Saved entries

%%

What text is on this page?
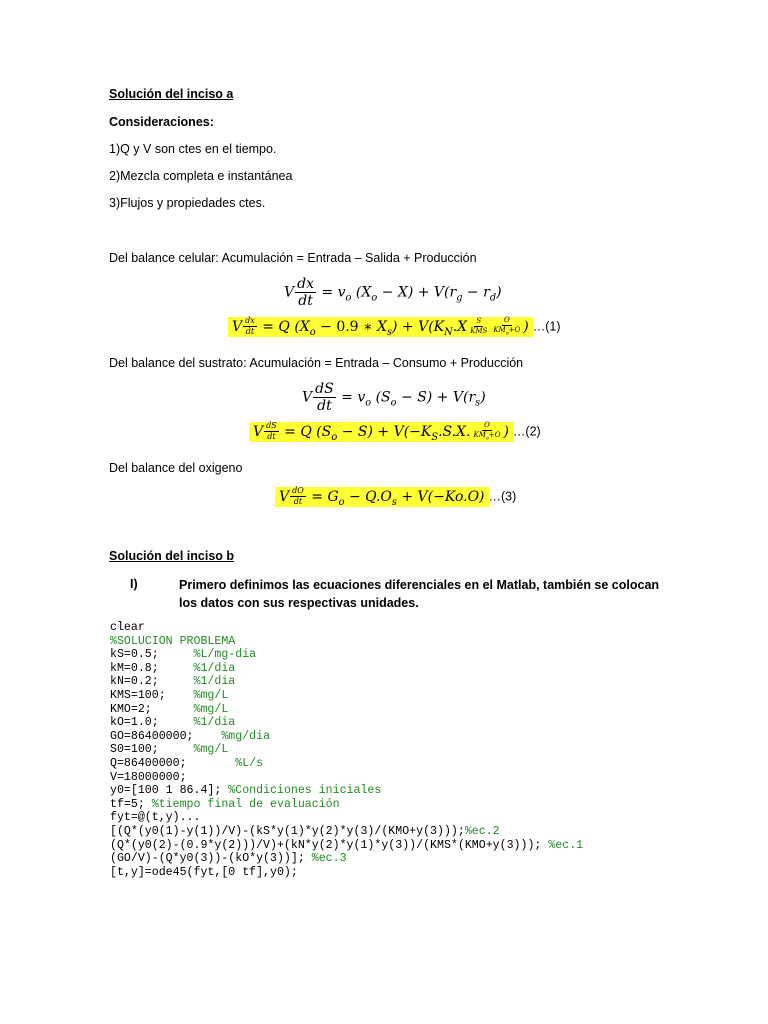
Solución del inciso a
Consideraciones:
1)Q y V son ctes en el tiempo.
2)Mezcla completa e instantánea
3)Flujos y propiedades ctes.
Del balance celular: Acumulación = Entrada – Salida + Producción
V $\frac{dx}{dt} = v_o$ $(X_o - X) + V(r_g - r_d)$
V $\frac{dx}{dt} = Q$ ($X_o - 0.9$ ∗ $X_s) + V(K_N.X \frac{S}{\text{KMS}} \frac{O}{KM_o+O}$ ) …(1)
Del balance del sustrato: Acumulación = Entrada – Consumo + Producción
V $\frac{dS}{dt} = v_o$ $(S_o - S) + V(r_s)$
V $\frac{dS}{dt} = Q$ $(S_o - S) + V(-K_S.S.X$. $\frac{O}{KM_o+O}$ ) …(2)
Del balance del oxigeno
V $\frac{dO}{dt} = G_o - Q.O_s + V(-Ko.O)$ …(3)
Solución del inciso b
I)	Primero definimos las ecuaciones diferenciales en el Matlab, también se colocan los datos con sus respectivas unidades.
clear
%SOLUCION PROBLEMA
kS=0.5;     %L/mg-dia
kM=0.8;     %1/dia
kN=0.2;     %1/dia
KMS=100;    %mg/L
KMO=2;      %mg/L
kO=1.0;     %1/dia
GO=86400000;    %mg/dia
S0=100;     %mg/L
Q=86400000;       %L/s
V=18000000;
y0=[100 1 86.4]; %Condiciones iniciales
tf=5; %tiempo final de evaluación
fyt=@(t,y)...
[(Q*(y0(1)-y(1))/V)-(kS*y(1)*y(2)*y(3)/(KMO+y(3)));%ec.2
(Q*(y0(2)-(0.9*y(2)))/V)+(kN*y(2)*y(1)*y(3))/(KMS*(KMO+y(3))); %ec.1
(GO/V)-(Q*y0(3))-(kO*y(3))]; %ec.3
[t,y]=ode45(fyt,[0 tf],y0);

%%

**WHAT TO DO**
Transcribe all of the material exactly, leaving out whatever pictures it contains.

**FINAL RESULT**
What text is on this page?
Solución del inciso a
Consideraciones:
1)Q y V son ctes en el tiempo.
2)Mezcla completa e instantánea
3)Flujos y propiedades ctes.
Del balance celular: Acumulación = Entrada – Salida + Producción
V $\frac{dx}{dt} = v_o$ $(X_o - X) + V(r_g - r_d)$
V $\frac{dx}{dt} = Q$ ($X_o - 0.9$ ∗ $X_s) + V(K_N.X \frac{S}{\text{KMS}} \frac{O}{KM_o+O}$ ) …(1)
Del balance del sustrato: Acumulación = Entrada – Consumo + Producción
V $\frac{dS}{dt} = v_o$ $(S_o - S) + V(r_s)$
V $\frac{dS}{dt} = Q$ $(S_o - S) + V(-K_S.S.X$. $\frac{O}{KM_o+O}$ ) …(2)
Del balance del oxigeno
V $\frac{dO}{dt} = G_o - Q.O_s + V(-Ko.O)$ …(3)
Solución del inciso b
I)	Primero definimos las ecuaciones diferenciales en el Matlab, también se colocan los datos con sus respectivas unidades.
clear
%SOLUCION PROBLEMA
kS=0.5;     %L/mg-dia
kM=0.8;     %1/dia
kN=0.2;     %1/dia
KMS=100;    %mg/L
KMO=2;      %mg/L
kO=1.0;     %1/dia
GO=86400000;    %mg/dia
S0=100;     %mg/L
Q=86400000;       %L/s
V=18000000;
y0=[100 1 86.4]; %Condiciones iniciales
tf=5; %tiempo final de evaluación
fyt=@(t,y)...
[(Q*(y0(1)-y(1))/V)-(kS*y(1)*y(2)*y(3)/(KMO+y(3)));%ec.2
(Q*(y0(2)-(0.9*y(2)))/V)+(kN*y(2)*y(1)*y(3))/(KMS*(KMO+y(3))); %ec.1
(GO/V)-(Q*y0(3))-(kO*y(3))]; %ec.3
[t,y]=ode45(fyt,[0 tf],y0);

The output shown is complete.